**WHAT YOU ARE ASKED TO DO:** Copy every record exactly, and keep the pictures out.

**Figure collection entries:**
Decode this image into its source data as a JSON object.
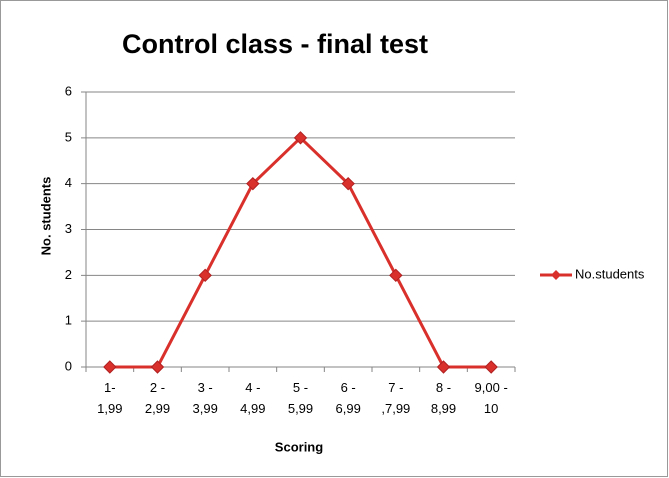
{
  "chart_data": {
    "type": "line",
    "title": "Control  class - final  test",
    "x_label": "Scoring",
    "y_label": "No. students",
    "categories": [
      "1-\n1,99",
      "2 -\n2,99",
      "3 -\n3,99",
      "4 -\n4,99",
      "5 -\n5,99",
      "6 -\n6,99",
      "7 -\n,7,99",
      "8 -\n8,99",
      "9,00 -\n10"
    ],
    "series": [
      {
        "name": "No.students",
        "color": "#d9302c",
        "values": [
          0,
          0,
          2,
          4,
          5,
          4,
          2,
          0,
          0
        ]
      }
    ],
    "ylim": [
      0,
      6
    ],
    "yticks": [
      0,
      1,
      2,
      3,
      4,
      5,
      6
    ],
    "grid": true,
    "legend": "right"
  }
}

**CORRECT ANSWER:**
Decode this image into its source data as a JSON object.
{
  "chart_data": {
    "type": "line",
    "title": "Control  class - final  test",
    "x_label": "Scoring",
    "y_label": "No. students",
    "categories": [
      "1-\n1,99",
      "2 -\n2,99",
      "3 -\n3,99",
      "4 -\n4,99",
      "5 -\n5,99",
      "6 -\n6,99",
      "7 -\n,7,99",
      "8 -\n8,99",
      "9,00 -\n10"
    ],
    "series": [
      {
        "name": "No.students",
        "color": "#d9302c",
        "values": [
          0,
          0,
          2,
          4,
          5,
          4,
          2,
          0,
          0
        ]
      }
    ],
    "ylim": [
      0,
      6
    ],
    "yticks": [
      0,
      1,
      2,
      3,
      4,
      5,
      6
    ],
    "grid": true,
    "legend": "right"
  }
}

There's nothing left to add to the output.